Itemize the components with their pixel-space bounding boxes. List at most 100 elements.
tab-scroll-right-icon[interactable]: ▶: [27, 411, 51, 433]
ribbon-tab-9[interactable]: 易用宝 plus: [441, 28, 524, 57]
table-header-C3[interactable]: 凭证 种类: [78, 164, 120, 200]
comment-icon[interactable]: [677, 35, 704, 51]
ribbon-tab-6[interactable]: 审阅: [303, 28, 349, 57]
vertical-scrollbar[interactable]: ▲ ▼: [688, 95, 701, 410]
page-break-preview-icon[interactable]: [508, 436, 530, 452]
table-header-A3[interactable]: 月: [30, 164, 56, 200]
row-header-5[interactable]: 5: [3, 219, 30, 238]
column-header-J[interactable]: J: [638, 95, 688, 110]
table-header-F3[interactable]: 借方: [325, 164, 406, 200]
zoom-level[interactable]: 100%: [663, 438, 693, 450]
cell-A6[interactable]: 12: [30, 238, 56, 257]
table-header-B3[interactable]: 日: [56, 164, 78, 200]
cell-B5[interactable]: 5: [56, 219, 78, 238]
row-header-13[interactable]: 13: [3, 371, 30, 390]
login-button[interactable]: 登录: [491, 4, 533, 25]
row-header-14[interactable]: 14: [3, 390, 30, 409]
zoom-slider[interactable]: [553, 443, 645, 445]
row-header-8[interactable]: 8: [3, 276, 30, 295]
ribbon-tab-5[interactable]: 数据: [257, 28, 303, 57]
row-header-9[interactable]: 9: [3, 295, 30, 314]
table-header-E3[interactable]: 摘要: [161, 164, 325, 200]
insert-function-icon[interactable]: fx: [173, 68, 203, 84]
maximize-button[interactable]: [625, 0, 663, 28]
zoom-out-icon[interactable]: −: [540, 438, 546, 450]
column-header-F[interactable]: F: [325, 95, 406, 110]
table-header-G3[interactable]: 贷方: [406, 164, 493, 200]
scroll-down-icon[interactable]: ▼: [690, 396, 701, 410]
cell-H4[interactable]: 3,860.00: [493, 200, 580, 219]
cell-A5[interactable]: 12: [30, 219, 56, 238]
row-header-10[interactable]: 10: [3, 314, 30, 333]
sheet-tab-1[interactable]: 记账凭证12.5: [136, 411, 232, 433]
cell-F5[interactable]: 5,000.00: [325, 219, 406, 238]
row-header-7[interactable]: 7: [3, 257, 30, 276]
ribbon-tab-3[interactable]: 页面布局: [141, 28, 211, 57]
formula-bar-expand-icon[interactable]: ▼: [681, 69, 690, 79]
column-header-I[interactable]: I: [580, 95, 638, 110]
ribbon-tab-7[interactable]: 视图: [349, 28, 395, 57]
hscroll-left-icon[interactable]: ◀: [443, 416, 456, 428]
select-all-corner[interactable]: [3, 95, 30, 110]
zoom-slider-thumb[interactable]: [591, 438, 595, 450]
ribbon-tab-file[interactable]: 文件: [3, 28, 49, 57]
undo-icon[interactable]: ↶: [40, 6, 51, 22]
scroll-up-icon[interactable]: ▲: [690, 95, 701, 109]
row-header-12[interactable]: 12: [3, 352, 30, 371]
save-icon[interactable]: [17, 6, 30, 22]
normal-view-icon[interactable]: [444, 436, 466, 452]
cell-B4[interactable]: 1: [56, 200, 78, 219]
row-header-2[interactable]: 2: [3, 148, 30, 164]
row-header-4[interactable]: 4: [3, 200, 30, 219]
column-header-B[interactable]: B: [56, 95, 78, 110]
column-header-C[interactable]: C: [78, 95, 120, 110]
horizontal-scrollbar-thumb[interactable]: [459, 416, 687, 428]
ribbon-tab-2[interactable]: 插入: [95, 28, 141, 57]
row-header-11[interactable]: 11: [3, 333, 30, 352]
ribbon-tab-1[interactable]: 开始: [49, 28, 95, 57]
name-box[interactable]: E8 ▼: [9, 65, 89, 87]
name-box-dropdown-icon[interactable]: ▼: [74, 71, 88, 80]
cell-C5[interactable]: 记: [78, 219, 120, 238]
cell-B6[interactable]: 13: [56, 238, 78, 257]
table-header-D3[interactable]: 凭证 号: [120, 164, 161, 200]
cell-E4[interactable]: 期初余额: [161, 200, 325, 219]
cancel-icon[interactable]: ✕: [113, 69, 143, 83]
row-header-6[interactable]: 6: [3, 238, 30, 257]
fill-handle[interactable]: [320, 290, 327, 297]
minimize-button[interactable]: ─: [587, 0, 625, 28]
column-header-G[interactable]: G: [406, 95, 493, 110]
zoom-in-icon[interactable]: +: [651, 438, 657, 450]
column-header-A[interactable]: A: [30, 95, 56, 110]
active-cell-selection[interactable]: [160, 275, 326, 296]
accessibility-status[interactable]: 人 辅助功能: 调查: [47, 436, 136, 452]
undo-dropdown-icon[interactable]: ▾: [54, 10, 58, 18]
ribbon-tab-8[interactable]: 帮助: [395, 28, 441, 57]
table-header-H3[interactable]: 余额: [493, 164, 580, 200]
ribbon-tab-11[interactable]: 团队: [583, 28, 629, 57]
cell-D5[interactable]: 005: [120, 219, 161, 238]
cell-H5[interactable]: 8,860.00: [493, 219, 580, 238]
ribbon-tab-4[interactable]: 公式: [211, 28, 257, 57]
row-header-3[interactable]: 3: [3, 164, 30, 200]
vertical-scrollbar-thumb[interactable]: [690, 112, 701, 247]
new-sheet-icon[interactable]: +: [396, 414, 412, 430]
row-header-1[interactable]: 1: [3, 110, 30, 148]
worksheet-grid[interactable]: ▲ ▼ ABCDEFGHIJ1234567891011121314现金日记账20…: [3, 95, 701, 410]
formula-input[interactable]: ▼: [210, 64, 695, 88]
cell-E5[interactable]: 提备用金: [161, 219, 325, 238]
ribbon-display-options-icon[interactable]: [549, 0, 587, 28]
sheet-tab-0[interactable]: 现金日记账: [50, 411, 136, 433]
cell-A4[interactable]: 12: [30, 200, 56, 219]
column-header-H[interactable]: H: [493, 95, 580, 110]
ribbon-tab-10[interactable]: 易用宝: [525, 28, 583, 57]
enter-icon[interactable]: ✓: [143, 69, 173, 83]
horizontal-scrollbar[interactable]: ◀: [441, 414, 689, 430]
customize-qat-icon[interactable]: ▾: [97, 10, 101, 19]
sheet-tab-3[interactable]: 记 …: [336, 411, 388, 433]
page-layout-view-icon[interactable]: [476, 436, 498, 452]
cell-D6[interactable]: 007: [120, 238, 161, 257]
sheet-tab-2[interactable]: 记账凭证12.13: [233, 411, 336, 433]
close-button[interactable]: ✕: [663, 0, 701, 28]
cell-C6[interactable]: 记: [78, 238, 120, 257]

### Exercise directions
Reproduce the data verbatim, from its first line through the line containing "row-header-10[interactable]: 10: [3, 314, 30, 333]", including both of those lines.

### Result of this exercise
Itemize the components with their pixel-space bounding boxes. List at most 100 elements.
tab-scroll-right-icon[interactable]: ▶: [27, 411, 51, 433]
ribbon-tab-9[interactable]: 易用宝 plus: [441, 28, 524, 57]
table-header-C3[interactable]: 凭证 种类: [78, 164, 120, 200]
comment-icon[interactable]: [677, 35, 704, 51]
ribbon-tab-6[interactable]: 审阅: [303, 28, 349, 57]
vertical-scrollbar[interactable]: ▲ ▼: [688, 95, 701, 410]
page-break-preview-icon[interactable]: [508, 436, 530, 452]
table-header-A3[interactable]: 月: [30, 164, 56, 200]
row-header-5[interactable]: 5: [3, 219, 30, 238]
column-header-J[interactable]: J: [638, 95, 688, 110]
table-header-F3[interactable]: 借方: [325, 164, 406, 200]
zoom-level[interactable]: 100%: [663, 438, 693, 450]
cell-A6[interactable]: 12: [30, 238, 56, 257]
table-header-B3[interactable]: 日: [56, 164, 78, 200]
cell-B5[interactable]: 5: [56, 219, 78, 238]
row-header-13[interactable]: 13: [3, 371, 30, 390]
login-button[interactable]: 登录: [491, 4, 533, 25]
row-header-14[interactable]: 14: [3, 390, 30, 409]
zoom-slider[interactable]: [553, 443, 645, 445]
row-header-8[interactable]: 8: [3, 276, 30, 295]
ribbon-tab-5[interactable]: 数据: [257, 28, 303, 57]
row-header-9[interactable]: 9: [3, 295, 30, 314]
table-header-E3[interactable]: 摘要: [161, 164, 325, 200]
insert-function-icon[interactable]: fx: [173, 68, 203, 84]
maximize-button[interactable]: [625, 0, 663, 28]
zoom-out-icon[interactable]: −: [540, 438, 546, 450]
column-header-F[interactable]: F: [325, 95, 406, 110]
table-header-G3[interactable]: 贷方: [406, 164, 493, 200]
scroll-down-icon[interactable]: ▼: [690, 396, 701, 410]
cell-H4[interactable]: 3,860.00: [493, 200, 580, 219]
cell-A5[interactable]: 12: [30, 219, 56, 238]
row-header-10[interactable]: 10: [3, 314, 30, 333]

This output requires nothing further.